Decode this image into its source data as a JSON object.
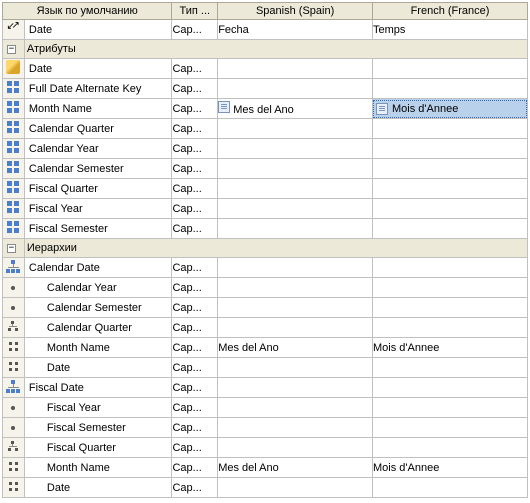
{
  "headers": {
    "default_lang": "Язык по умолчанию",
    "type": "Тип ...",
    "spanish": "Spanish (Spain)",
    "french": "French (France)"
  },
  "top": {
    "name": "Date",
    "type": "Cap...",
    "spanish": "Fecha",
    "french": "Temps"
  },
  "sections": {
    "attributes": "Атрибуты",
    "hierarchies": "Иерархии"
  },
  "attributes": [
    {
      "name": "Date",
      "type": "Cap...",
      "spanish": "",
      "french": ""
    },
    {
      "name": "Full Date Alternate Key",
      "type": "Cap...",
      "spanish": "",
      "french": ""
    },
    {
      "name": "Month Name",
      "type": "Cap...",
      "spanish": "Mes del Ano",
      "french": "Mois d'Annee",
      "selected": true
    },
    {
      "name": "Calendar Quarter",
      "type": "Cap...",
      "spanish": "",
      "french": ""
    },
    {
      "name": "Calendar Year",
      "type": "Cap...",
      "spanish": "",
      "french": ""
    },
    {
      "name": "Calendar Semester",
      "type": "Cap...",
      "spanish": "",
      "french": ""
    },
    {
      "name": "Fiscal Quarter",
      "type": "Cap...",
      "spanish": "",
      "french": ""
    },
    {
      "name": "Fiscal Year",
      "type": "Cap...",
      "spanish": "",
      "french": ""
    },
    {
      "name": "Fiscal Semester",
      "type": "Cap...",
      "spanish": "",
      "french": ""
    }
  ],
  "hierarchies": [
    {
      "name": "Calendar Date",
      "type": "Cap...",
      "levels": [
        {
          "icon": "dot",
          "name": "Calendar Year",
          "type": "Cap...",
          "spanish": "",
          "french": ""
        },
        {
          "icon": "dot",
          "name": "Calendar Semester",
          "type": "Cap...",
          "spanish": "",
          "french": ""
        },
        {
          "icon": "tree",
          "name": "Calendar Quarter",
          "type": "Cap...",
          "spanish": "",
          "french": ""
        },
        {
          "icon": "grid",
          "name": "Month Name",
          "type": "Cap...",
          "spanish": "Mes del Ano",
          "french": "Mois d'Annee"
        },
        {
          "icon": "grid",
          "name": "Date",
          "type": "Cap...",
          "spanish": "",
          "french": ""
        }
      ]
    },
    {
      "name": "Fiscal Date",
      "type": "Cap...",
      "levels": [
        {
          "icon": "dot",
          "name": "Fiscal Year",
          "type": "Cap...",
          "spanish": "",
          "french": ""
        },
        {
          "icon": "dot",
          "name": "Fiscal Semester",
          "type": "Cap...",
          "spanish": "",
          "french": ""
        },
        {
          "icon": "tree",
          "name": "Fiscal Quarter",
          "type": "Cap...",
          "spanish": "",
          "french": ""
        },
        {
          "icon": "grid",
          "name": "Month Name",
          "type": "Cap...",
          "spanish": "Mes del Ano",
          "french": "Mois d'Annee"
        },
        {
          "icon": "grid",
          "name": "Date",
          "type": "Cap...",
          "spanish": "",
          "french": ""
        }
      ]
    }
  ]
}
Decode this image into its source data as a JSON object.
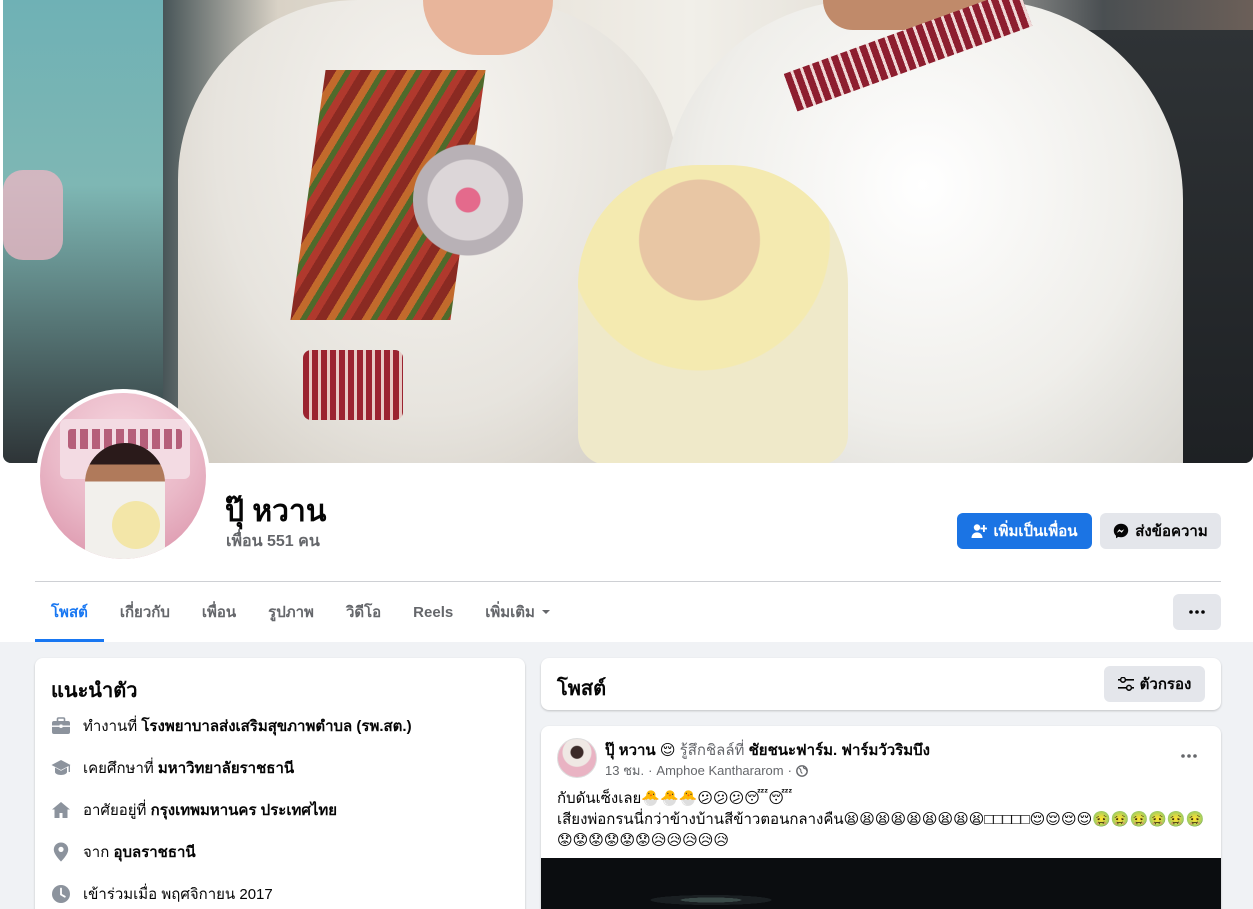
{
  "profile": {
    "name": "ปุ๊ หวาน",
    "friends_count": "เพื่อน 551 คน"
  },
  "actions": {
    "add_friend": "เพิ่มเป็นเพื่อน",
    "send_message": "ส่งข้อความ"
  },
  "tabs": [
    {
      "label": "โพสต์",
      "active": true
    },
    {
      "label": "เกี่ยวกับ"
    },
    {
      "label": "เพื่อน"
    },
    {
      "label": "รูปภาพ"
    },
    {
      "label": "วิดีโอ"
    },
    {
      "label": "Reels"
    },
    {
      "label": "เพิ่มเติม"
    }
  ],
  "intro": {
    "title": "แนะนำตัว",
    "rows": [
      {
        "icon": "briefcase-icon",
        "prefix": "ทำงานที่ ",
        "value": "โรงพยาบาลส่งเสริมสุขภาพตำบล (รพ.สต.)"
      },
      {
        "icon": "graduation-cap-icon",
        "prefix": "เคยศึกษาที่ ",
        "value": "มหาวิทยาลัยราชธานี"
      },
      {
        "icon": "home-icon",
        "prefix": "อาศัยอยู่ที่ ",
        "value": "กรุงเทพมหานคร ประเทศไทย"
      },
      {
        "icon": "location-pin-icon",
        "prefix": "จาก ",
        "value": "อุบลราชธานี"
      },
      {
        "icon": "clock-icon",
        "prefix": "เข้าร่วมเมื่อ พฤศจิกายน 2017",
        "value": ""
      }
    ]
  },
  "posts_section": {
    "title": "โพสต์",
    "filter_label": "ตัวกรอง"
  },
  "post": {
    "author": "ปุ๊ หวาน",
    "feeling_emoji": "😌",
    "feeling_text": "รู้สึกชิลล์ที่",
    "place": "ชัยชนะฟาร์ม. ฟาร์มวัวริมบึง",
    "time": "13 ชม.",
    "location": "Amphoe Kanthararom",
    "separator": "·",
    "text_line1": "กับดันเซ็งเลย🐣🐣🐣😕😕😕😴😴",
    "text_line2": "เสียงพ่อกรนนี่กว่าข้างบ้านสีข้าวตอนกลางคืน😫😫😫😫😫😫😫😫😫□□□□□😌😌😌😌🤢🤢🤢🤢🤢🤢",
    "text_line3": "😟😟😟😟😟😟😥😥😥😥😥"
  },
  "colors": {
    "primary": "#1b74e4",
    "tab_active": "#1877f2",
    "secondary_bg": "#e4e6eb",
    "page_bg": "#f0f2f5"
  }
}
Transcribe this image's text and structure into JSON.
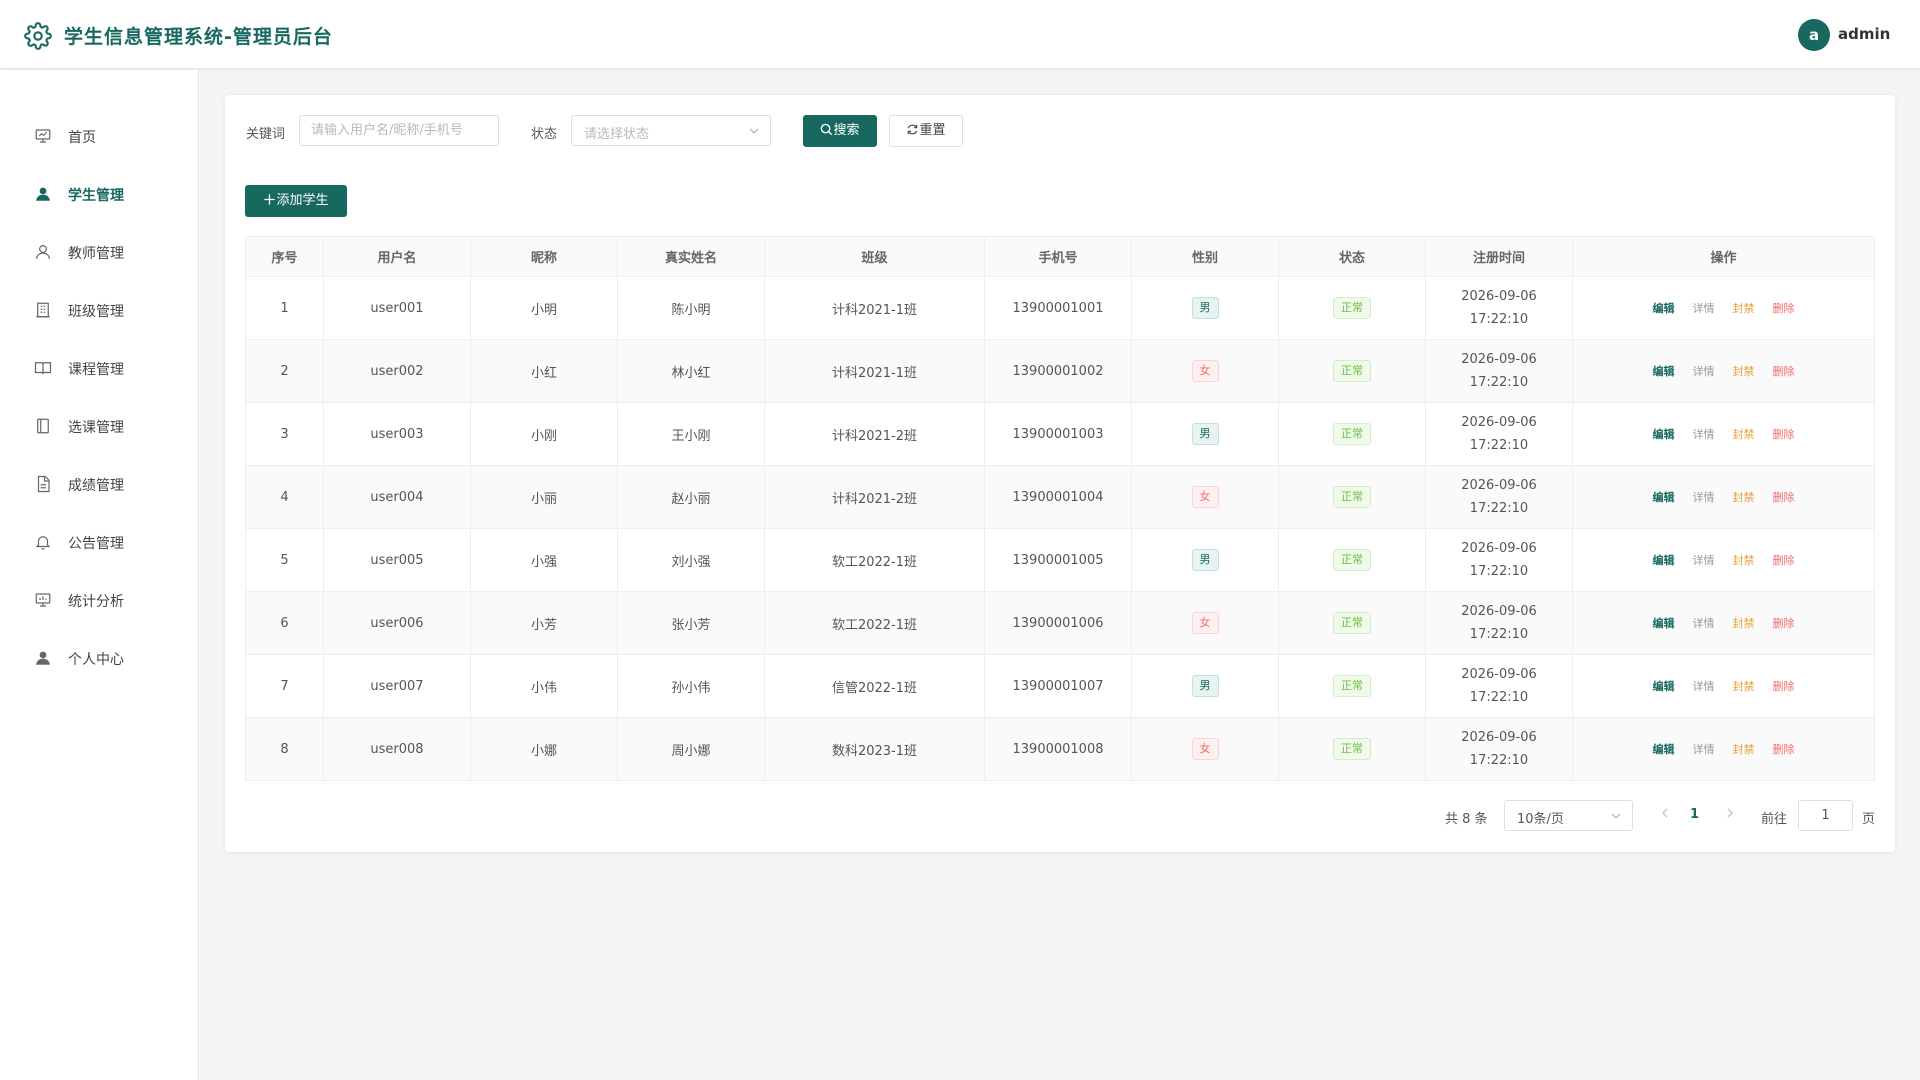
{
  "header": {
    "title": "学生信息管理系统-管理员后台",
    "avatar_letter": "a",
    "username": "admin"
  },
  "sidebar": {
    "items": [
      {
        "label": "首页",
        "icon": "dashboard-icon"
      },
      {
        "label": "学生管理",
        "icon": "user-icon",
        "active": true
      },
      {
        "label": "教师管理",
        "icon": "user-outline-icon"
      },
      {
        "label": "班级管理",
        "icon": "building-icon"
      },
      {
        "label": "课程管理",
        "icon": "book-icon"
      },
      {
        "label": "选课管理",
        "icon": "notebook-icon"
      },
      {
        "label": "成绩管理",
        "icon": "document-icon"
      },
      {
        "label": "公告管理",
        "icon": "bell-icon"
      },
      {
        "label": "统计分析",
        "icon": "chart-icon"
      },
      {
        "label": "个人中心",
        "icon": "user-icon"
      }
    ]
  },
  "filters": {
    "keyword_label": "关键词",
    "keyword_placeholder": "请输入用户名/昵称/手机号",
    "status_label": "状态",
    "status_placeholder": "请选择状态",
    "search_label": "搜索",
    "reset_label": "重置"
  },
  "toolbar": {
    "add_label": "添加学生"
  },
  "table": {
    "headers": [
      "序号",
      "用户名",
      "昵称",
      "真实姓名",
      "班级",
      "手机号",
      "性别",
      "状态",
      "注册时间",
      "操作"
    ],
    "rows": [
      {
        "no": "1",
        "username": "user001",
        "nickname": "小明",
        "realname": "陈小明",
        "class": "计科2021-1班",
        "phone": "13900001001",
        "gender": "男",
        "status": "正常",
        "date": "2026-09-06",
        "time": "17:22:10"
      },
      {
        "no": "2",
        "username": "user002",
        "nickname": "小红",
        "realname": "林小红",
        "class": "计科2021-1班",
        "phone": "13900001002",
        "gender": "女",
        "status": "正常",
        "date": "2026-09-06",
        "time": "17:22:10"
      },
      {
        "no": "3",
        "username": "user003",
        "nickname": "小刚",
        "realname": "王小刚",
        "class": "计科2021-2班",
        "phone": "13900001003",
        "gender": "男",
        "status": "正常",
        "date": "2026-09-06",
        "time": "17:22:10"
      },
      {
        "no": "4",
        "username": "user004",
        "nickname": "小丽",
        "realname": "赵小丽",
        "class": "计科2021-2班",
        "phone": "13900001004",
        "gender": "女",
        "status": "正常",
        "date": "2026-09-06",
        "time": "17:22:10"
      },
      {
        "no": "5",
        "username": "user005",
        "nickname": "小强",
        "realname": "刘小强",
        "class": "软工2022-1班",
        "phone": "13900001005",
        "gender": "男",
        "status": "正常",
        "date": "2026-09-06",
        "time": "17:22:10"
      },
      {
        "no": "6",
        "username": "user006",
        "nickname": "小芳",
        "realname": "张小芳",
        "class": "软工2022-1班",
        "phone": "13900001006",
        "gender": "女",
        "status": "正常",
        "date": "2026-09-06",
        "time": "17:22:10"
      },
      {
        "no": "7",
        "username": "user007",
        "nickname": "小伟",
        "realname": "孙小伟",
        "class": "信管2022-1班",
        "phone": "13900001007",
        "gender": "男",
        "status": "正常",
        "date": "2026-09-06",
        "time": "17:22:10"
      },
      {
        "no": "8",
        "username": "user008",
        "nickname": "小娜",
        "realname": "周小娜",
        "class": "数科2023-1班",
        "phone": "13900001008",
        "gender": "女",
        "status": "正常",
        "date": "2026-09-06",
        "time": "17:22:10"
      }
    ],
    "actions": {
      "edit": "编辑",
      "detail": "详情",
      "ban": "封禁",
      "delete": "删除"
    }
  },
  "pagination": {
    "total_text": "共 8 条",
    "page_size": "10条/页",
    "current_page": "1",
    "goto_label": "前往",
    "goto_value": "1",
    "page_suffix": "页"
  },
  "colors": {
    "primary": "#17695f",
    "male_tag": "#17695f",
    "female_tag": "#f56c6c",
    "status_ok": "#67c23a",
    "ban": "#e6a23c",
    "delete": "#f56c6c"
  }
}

####################

Copy each line from the records above that includes the string "nickname".

        "nickname": "小明",
        "nickname": "小红",
        "nickname": "小刚",
        "nickname": "小丽",
        "nickname": "小强",
        "nickname": "小芳",
        "nickname": "小伟",
        "nickname": "小娜",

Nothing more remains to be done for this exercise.